=== EXERCISE INSTRUCTIONS ===
Set down the whole listing verbatim.

=== MATERIAL FOR THE TASK ===
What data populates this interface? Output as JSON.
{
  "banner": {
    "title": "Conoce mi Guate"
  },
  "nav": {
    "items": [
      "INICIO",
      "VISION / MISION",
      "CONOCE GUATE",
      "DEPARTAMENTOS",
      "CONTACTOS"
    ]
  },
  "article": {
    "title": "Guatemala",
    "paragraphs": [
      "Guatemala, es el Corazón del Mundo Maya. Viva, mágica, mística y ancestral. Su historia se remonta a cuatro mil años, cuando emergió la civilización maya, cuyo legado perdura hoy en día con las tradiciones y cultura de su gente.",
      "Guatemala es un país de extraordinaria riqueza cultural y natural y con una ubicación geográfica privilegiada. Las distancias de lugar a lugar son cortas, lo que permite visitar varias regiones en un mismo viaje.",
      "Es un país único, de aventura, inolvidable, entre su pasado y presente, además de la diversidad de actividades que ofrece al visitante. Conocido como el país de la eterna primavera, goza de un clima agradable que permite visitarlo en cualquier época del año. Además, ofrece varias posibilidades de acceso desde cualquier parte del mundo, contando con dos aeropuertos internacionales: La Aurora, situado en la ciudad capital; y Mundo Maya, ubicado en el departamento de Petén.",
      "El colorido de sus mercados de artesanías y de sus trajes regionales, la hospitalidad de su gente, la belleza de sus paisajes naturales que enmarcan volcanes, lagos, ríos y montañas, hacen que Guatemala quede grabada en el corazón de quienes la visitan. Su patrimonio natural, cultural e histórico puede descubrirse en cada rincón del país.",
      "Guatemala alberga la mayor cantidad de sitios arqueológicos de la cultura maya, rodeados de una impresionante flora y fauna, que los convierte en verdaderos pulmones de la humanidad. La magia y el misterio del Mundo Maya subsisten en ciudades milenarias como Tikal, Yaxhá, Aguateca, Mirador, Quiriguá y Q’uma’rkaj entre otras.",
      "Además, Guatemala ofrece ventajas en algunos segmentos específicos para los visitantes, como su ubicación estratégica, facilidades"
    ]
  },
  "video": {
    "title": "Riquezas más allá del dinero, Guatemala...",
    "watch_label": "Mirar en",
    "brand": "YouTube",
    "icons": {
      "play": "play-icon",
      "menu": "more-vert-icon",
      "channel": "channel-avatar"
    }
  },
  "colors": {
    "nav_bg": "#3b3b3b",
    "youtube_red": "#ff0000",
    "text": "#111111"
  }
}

=== SOLVED EXERCISE ===
What data populates this interface? Output as JSON.
{
  "banner": {
    "title": "Conoce mi Guate"
  },
  "nav": {
    "items": [
      "INICIO",
      "VISION / MISION",
      "CONOCE GUATE",
      "DEPARTAMENTOS",
      "CONTACTOS"
    ]
  },
  "article": {
    "title": "Guatemala",
    "paragraphs": [
      "Guatemala, es el Corazón del Mundo Maya. Viva, mágica, mística y ancestral. Su historia se remonta a cuatro mil años, cuando emergió la civilización maya, cuyo legado perdura hoy en día con las tradiciones y cultura de su gente.",
      "Guatemala es un país de extraordinaria riqueza cultural y natural y con una ubicación geográfica privilegiada. Las distancias de lugar a lugar son cortas, lo que permite visitar varias regiones en un mismo viaje.",
      "Es un país único, de aventura, inolvidable, entre su pasado y presente, además de la diversidad de actividades que ofrece al visitante. Conocido como el país de la eterna primavera, goza de un clima agradable que permite visitarlo en cualquier época del año. Además, ofrece varias posibilidades de acceso desde cualquier parte del mundo, contando con dos aeropuertos internacionales: La Aurora, situado en la ciudad capital; y Mundo Maya, ubicado en el departamento de Petén.",
      "El colorido de sus mercados de artesanías y de sus trajes regionales, la hospitalidad de su gente, la belleza de sus paisajes naturales que enmarcan volcanes, lagos, ríos y montañas, hacen que Guatemala quede grabada en el corazón de quienes la visitan. Su patrimonio natural, cultural e histórico puede descubrirse en cada rincón del país.",
      "Guatemala alberga la mayor cantidad de sitios arqueológicos de la cultura maya, rodeados de una impresionante flora y fauna, que los convierte en verdaderos pulmones de la humanidad. La magia y el misterio del Mundo Maya subsisten en ciudades milenarias como Tikal, Yaxhá, Aguateca, Mirador, Quiriguá y Q’uma’rkaj entre otras.",
      "Además, Guatemala ofrece ventajas en algunos segmentos específicos para los visitantes, como su ubicación estratégica, facilidades"
    ]
  },
  "video": {
    "title": "Riquezas más allá del dinero, Guatemala...",
    "watch_label": "Mirar en",
    "brand": "YouTube",
    "icons": {
      "play": "play-icon",
      "menu": "more-vert-icon",
      "channel": "channel-avatar"
    }
  },
  "colors": {
    "nav_bg": "#3b3b3b",
    "youtube_red": "#ff0000",
    "text": "#111111"
  }
}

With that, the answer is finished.